■ **Requirements**: Pictures stay out of your copy, but everything else in the records below must be repeated exactly.

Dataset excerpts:
┏━━
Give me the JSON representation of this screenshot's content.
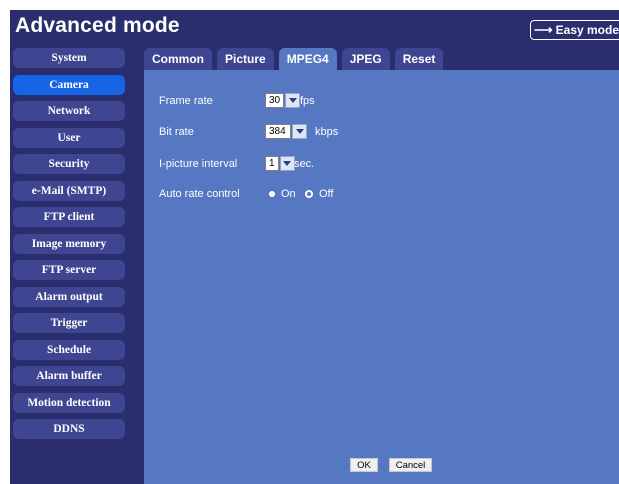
{
  "app": {
    "title": "Advanced mode",
    "easy_mode_label": "Easy mode"
  },
  "sidebar": {
    "items": [
      {
        "label": "System"
      },
      {
        "label": "Camera"
      },
      {
        "label": "Network"
      },
      {
        "label": "User"
      },
      {
        "label": "Security"
      },
      {
        "label": "e-Mail (SMTP)"
      },
      {
        "label": "FTP client"
      },
      {
        "label": "Image memory"
      },
      {
        "label": "FTP server"
      },
      {
        "label": "Alarm output"
      },
      {
        "label": "Trigger"
      },
      {
        "label": "Schedule"
      },
      {
        "label": "Alarm buffer"
      },
      {
        "label": "Motion detection"
      },
      {
        "label": "DDNS"
      }
    ],
    "active": "Camera"
  },
  "tabs": {
    "items": [
      {
        "label": "Common"
      },
      {
        "label": "Picture"
      },
      {
        "label": "MPEG4"
      },
      {
        "label": "JPEG"
      },
      {
        "label": "Reset"
      }
    ],
    "active": "MPEG4"
  },
  "form": {
    "frame_rate": {
      "label": "Frame rate",
      "value": "30",
      "unit": "fps"
    },
    "bit_rate": {
      "label": "Bit rate",
      "value": "384",
      "unit": "kbps"
    },
    "i_picture_interval": {
      "label": "I-picture interval",
      "value": "1",
      "unit": "sec."
    },
    "auto_rate_control": {
      "label": "Auto rate control",
      "options": [
        "On",
        "Off"
      ],
      "selected": "Off"
    }
  },
  "buttons": {
    "ok": "OK",
    "cancel": "Cancel"
  },
  "colors": {
    "app_bg": "#2a2e6e",
    "panel_bg": "#5677c2",
    "nav_bg": "#3e4691",
    "nav_active": "#1565e6"
  }
}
┗━━
■ **Result**:
Give me the JSON representation of this screenshot's content.
{
  "app": {
    "title": "Advanced mode",
    "easy_mode_label": "Easy mode"
  },
  "sidebar": {
    "items": [
      {
        "label": "System"
      },
      {
        "label": "Camera"
      },
      {
        "label": "Network"
      },
      {
        "label": "User"
      },
      {
        "label": "Security"
      },
      {
        "label": "e-Mail (SMTP)"
      },
      {
        "label": "FTP client"
      },
      {
        "label": "Image memory"
      },
      {
        "label": "FTP server"
      },
      {
        "label": "Alarm output"
      },
      {
        "label": "Trigger"
      },
      {
        "label": "Schedule"
      },
      {
        "label": "Alarm buffer"
      },
      {
        "label": "Motion detection"
      },
      {
        "label": "DDNS"
      }
    ],
    "active": "Camera"
  },
  "tabs": {
    "items": [
      {
        "label": "Common"
      },
      {
        "label": "Picture"
      },
      {
        "label": "MPEG4"
      },
      {
        "label": "JPEG"
      },
      {
        "label": "Reset"
      }
    ],
    "active": "MPEG4"
  },
  "form": {
    "frame_rate": {
      "label": "Frame rate",
      "value": "30",
      "unit": "fps"
    },
    "bit_rate": {
      "label": "Bit rate",
      "value": "384",
      "unit": "kbps"
    },
    "i_picture_interval": {
      "label": "I-picture interval",
      "value": "1",
      "unit": "sec."
    },
    "auto_rate_control": {
      "label": "Auto rate control",
      "options": [
        "On",
        "Off"
      ],
      "selected": "Off"
    }
  },
  "buttons": {
    "ok": "OK",
    "cancel": "Cancel"
  },
  "colors": {
    "app_bg": "#2a2e6e",
    "panel_bg": "#5677c2",
    "nav_bg": "#3e4691",
    "nav_active": "#1565e6"
  }
}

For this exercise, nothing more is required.